___ Data entries ___
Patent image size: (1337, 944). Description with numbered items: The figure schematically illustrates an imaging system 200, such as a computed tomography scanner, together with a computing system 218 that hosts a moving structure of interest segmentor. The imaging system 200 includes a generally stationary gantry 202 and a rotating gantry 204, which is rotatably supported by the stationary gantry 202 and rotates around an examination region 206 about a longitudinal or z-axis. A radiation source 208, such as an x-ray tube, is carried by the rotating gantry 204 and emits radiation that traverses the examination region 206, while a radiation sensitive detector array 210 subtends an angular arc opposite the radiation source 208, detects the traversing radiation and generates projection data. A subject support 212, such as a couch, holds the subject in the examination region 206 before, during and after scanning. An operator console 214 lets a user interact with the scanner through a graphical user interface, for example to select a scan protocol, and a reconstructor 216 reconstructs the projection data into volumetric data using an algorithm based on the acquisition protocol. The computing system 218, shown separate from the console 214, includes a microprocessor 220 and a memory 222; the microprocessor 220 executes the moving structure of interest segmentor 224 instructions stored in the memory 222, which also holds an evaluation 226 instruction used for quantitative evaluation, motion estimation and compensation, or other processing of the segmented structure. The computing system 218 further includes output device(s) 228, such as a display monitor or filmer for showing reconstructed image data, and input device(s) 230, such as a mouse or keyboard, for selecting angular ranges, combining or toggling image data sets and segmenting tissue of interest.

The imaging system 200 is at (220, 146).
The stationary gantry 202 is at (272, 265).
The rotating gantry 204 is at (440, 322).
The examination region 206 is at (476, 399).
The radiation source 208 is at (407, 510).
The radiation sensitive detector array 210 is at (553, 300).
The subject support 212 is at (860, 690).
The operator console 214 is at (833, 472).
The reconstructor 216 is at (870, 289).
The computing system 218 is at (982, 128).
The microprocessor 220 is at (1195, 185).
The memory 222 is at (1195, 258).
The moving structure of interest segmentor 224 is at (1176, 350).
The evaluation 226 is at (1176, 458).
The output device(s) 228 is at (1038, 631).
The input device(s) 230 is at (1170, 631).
___
▶ [Task description]
Render the material above as a two-column CSV with the header columns "prompt" and "response". Give one row for each request, with its text and its answer, each in a single quoted field and with line breaks replaced by spaces.

▶ [The completed task]
prompt,response
"Patent image size: (1337, 944). Description with numbered items: The figure schematically illustrates an imaging system 200, such as a computed tomography scanner, together with a computing system 218 that hosts a moving structure of interest segmentor. The imaging system 200 includes a generally stationary gantry 202 and a rotating gantry 204, which is rotatably supported by the stationary gantry 202 and rotates around an examination region 206 about a longitudinal or z-axis. A radiation source 208, such as an x-ray tube, is carried by the rotating gantry 204 and emits radiation that traverses the examination region 206, while a radiation sensitive detector array 210 subtends an angular arc opposite the radiation source 208, detects the traversing radiation and generates projection data. A subject support 212, such as a couch, holds the subject in the examination region 206 before, during and after scanning. An operator console 214 lets a user interact with the scanner through a graphical user interface, for example to select a scan protocol, and a reconstructor 216 reconstructs the projection data into volumetric data using an algorithm based on the acquisition protocol. The computing system 218, shown separate from the console 214, includes a microprocessor 220 and a memory 222; the microprocessor 220 executes the moving structure of interest segmentor 224 instructions stored in the memory 222, which also holds an evaluation 226 instruction used for quantitative evaluation, motion estimation and compensation, or other processing of the segmented structure. The computing system 218 further includes output device(s) 228, such as a display monitor or filmer for showing reconstructed image data, and input device(s) 230, such as a mouse or keyboard, for selecting angular ranges, combining or toggling image data sets and segmenting tissue of interest.","The imaging system 200 is at (220, 146). The stationary gantry 202 is at (272, 265). The rotating gantry 204 is at (440, 322). The examination region 206 is at (476, 399). The radiation source 208 is at (407, 510). The radiation sensitive detector array 210 is at (553, 300). The subject support 212 is at (860, 690). The operator console 214 is at (833, 472). The reconstructor 216 is at (870, 289). The computing system 218 is at (982, 128). The microprocessor 220 is at (1195, 185). The memory 222 is at (1195, 258). The moving structure of interest segmentor 224 is at (1176, 350). The evaluation 226 is at (1176, 458). The output device(s) 228 is at (1038, 631). The input device(s) 230 is at (1170, 631)."